*What to do:* Count how many lines of the material hold "Smaller". Respond with that number alone.

Dataset rows about figures:
──────────

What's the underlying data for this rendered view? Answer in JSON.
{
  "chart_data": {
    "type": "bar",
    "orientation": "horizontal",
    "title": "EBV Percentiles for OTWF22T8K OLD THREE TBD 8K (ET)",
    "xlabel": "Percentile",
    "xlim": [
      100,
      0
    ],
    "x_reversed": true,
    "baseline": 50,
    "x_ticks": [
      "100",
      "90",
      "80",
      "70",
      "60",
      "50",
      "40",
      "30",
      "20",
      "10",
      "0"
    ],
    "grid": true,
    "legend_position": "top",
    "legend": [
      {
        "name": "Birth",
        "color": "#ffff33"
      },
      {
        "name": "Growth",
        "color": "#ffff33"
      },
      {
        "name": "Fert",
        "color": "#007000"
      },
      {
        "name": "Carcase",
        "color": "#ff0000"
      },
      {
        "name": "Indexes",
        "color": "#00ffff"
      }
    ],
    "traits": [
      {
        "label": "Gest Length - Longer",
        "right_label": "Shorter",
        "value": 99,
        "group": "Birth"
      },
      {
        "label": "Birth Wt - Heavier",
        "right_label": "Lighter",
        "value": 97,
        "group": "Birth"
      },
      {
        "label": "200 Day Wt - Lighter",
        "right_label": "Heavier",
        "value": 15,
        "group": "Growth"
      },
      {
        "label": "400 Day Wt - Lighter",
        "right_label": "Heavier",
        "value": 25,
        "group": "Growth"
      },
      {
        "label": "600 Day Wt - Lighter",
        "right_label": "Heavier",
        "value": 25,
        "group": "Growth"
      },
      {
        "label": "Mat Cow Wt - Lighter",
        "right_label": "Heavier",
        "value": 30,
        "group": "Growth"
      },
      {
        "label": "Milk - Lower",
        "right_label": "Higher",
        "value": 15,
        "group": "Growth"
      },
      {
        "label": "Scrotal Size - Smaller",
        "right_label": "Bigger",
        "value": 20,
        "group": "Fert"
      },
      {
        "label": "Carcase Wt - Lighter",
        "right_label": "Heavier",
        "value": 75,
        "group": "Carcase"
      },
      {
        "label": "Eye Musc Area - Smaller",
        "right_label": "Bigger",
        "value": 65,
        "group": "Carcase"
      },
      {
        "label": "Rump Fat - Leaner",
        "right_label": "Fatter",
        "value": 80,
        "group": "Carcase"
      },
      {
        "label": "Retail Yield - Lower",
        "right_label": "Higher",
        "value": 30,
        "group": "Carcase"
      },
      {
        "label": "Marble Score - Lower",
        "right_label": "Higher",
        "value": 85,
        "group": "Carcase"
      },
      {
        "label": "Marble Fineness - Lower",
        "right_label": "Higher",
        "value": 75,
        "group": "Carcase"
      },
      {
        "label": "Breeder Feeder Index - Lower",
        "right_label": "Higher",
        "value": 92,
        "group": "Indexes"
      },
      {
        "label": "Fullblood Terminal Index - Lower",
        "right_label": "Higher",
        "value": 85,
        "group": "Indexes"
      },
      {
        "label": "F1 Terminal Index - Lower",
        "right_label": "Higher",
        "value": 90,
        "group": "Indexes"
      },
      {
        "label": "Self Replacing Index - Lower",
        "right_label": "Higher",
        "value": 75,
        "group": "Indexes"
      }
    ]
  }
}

──────────

*Written reply:* 2